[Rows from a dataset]
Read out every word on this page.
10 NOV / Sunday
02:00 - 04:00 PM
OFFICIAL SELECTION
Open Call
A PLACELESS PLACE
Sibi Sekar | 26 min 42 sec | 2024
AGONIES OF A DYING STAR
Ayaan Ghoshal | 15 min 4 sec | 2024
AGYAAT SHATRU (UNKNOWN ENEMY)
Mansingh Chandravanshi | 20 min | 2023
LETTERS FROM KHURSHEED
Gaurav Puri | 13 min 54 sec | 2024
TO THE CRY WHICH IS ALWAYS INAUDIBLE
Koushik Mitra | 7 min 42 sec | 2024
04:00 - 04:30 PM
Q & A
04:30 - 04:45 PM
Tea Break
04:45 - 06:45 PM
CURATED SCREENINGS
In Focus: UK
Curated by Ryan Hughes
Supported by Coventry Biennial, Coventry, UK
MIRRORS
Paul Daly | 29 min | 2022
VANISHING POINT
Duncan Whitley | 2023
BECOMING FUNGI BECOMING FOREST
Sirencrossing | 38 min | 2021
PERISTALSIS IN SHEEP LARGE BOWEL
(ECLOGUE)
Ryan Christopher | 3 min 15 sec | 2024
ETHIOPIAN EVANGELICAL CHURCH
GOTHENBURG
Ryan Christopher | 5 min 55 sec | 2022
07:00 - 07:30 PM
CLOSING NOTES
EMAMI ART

> _Task brief_
Everything in the listing above should be restated exactly.

> _Exercise output_
Read out every word on this page.
10 NOV / Sunday
02:00 - 04:00 PM
OFFICIAL SELECTION
Open Call
A PLACELESS PLACE
Sibi Sekar | 26 min 42 sec | 2024
AGONIES OF A DYING STAR
Ayaan Ghoshal | 15 min 4 sec | 2024
AGYAAT SHATRU (UNKNOWN ENEMY)
Mansingh Chandravanshi | 20 min | 2023
LETTERS FROM KHURSHEED
Gaurav Puri | 13 min 54 sec | 2024
TO THE CRY WHICH IS ALWAYS INAUDIBLE
Koushik Mitra | 7 min 42 sec | 2024
04:00 - 04:30 PM
Q & A
04:30 - 04:45 PM
Tea Break
04:45 - 06:45 PM
CURATED SCREENINGS
In Focus: UK
Curated by Ryan Hughes
Supported by Coventry Biennial, Coventry, UK
MIRRORS
Paul Daly | 29 min | 2022
VANISHING POINT
Duncan Whitley | 2023
BECOMING FUNGI BECOMING FOREST
Sirencrossing | 38 min | 2021
PERISTALSIS IN SHEEP LARGE BOWEL
(ECLOGUE)
Ryan Christopher | 3 min 15 sec | 2024
ETHIOPIAN EVANGELICAL CHURCH
GOTHENBURG
Ryan Christopher | 5 min 55 sec | 2022
07:00 - 07:30 PM
CLOSING NOTES
EMAMI ART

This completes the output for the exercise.